---------- Supplied records ----------

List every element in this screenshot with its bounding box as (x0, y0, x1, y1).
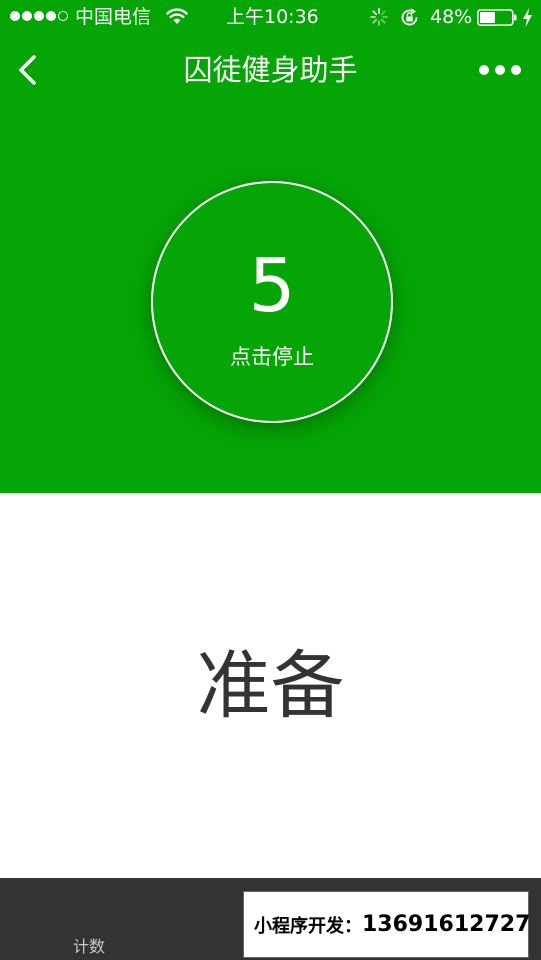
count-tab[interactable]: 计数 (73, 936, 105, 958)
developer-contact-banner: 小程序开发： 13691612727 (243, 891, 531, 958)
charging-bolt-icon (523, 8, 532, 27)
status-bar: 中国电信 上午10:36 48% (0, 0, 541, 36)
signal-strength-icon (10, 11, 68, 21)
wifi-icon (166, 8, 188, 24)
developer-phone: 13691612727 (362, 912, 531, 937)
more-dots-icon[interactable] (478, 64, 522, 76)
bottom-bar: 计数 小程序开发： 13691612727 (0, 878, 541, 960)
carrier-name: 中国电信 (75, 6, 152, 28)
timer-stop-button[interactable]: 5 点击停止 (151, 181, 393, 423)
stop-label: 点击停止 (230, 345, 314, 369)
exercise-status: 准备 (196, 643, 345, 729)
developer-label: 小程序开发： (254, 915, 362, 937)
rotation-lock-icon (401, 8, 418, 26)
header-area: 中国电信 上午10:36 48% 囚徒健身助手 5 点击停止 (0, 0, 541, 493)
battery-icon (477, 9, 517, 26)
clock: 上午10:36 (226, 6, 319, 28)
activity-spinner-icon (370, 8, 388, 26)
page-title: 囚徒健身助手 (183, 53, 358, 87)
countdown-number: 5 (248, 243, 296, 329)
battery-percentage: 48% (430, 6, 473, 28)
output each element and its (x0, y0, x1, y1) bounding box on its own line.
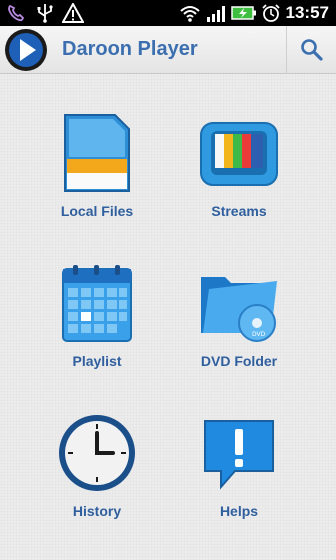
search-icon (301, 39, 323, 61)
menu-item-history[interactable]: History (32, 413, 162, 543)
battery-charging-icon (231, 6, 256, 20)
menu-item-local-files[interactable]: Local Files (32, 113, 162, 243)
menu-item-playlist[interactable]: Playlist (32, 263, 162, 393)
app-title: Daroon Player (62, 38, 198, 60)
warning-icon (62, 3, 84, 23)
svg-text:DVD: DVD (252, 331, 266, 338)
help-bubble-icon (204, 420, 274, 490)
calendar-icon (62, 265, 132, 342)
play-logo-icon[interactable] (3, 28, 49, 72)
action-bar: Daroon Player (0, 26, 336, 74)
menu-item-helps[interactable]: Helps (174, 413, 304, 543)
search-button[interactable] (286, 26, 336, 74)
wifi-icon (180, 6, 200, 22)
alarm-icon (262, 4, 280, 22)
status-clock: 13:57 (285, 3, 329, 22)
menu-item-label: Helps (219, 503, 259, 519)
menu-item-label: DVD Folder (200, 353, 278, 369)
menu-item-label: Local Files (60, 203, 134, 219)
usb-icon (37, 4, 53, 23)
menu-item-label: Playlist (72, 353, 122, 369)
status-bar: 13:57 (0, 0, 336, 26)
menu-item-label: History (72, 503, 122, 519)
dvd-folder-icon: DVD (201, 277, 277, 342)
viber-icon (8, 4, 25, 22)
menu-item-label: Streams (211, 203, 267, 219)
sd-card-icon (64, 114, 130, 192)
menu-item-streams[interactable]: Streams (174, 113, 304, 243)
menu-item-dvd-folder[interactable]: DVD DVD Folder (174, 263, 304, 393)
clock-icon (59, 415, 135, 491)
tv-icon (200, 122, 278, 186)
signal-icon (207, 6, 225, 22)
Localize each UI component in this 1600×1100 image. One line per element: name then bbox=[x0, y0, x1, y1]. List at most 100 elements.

----------
---------- Supplied records ----------

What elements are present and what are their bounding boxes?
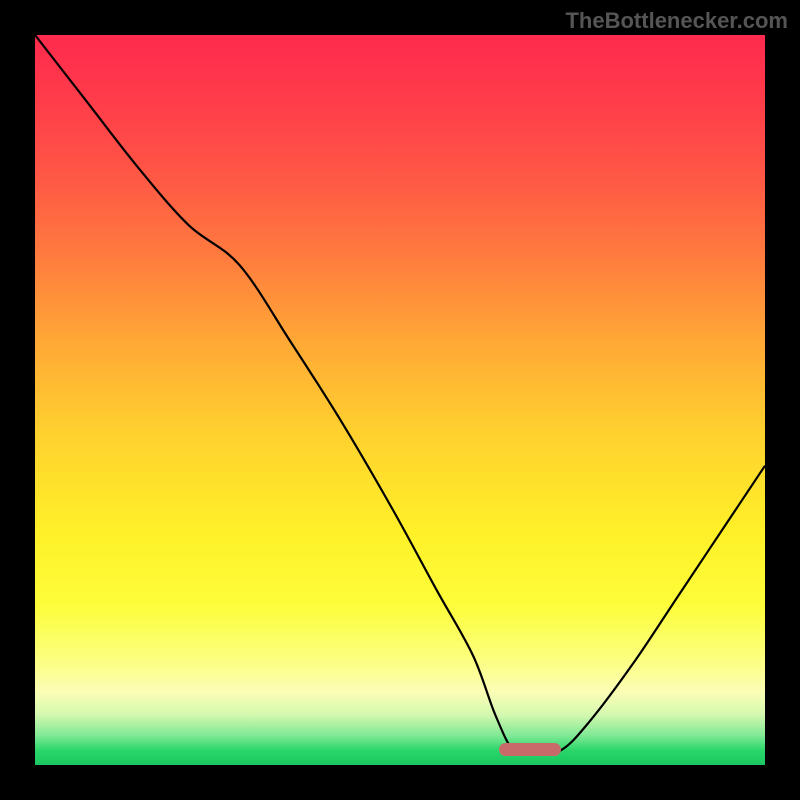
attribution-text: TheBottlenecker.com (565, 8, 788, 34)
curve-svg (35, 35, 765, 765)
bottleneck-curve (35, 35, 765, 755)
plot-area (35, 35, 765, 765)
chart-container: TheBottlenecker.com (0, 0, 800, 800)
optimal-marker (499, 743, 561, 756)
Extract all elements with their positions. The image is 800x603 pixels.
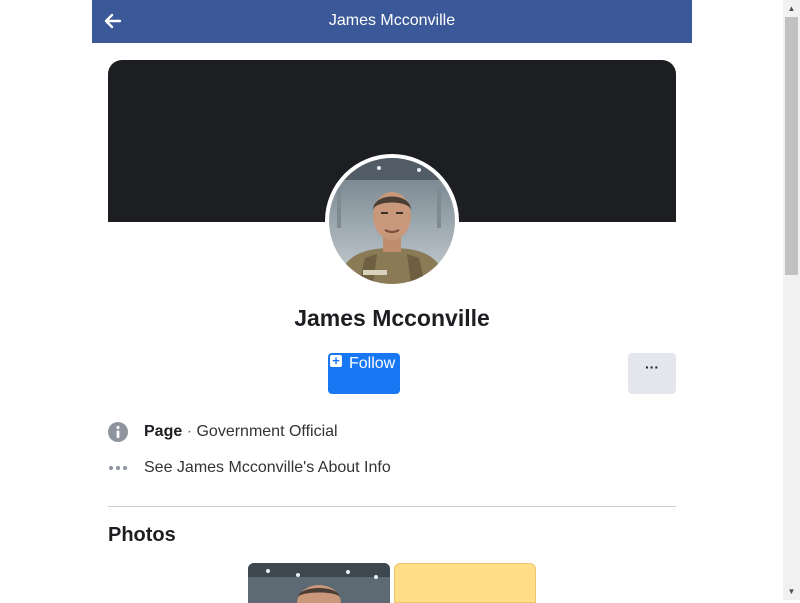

----------

* _Written task_: Reproduce the lines from the line with "What elements are" to the line with "plot-area (35, 35, 765, 765)", substituting "coordinates" for "bounding boxes" and leaving everything else as it is. Omit the pictures.

* _Completed task_:
What elements are present and what are their coordinates?
attribution-text: TheBottlenecker.com (565, 8, 788, 34)
curve-svg (35, 35, 765, 765)
bottleneck-curve (35, 35, 765, 755)
plot-area (35, 35, 765, 765)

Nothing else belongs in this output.